Exercise description:
Here are some records; return them all exactly.

Extracted data entries
══════════════════════════════

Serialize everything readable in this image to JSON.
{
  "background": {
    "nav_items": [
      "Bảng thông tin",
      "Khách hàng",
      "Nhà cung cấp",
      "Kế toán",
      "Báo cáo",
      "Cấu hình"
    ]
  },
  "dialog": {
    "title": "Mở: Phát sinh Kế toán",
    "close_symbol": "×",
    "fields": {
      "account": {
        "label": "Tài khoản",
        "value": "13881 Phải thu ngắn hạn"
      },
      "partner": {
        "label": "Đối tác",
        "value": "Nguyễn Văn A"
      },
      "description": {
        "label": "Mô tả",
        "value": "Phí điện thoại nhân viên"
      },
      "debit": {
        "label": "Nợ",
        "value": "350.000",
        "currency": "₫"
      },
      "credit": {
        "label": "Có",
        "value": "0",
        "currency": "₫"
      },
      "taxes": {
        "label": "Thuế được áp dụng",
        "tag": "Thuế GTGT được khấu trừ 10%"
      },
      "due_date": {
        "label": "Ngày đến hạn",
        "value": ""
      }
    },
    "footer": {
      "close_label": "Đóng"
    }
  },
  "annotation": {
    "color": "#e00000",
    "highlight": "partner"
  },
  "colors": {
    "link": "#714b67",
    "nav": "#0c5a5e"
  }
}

══════════════════════════════

Exercise result:
Serialize everything readable in this image to JSON.
{
  "background": {
    "nav_items": [
      "Bảng thông tin",
      "Khách hàng",
      "Nhà cung cấp",
      "Kế toán",
      "Báo cáo",
      "Cấu hình"
    ]
  },
  "dialog": {
    "title": "Mở: Phát sinh Kế toán",
    "close_symbol": "×",
    "fields": {
      "account": {
        "label": "Tài khoản",
        "value": "13881 Phải thu ngắn hạn"
      },
      "partner": {
        "label": "Đối tác",
        "value": "Nguyễn Văn A"
      },
      "description": {
        "label": "Mô tả",
        "value": "Phí điện thoại nhân viên"
      },
      "debit": {
        "label": "Nợ",
        "value": "350.000",
        "currency": "₫"
      },
      "credit": {
        "label": "Có",
        "value": "0",
        "currency": "₫"
      },
      "taxes": {
        "label": "Thuế được áp dụng",
        "tag": "Thuế GTGT được khấu trừ 10%"
      },
      "due_date": {
        "label": "Ngày đến hạn",
        "value": ""
      }
    },
    "footer": {
      "close_label": "Đóng"
    }
  },
  "annotation": {
    "color": "#e00000",
    "highlight": "partner"
  },
  "colors": {
    "link": "#714b67",
    "nav": "#0c5a5e"
  }
}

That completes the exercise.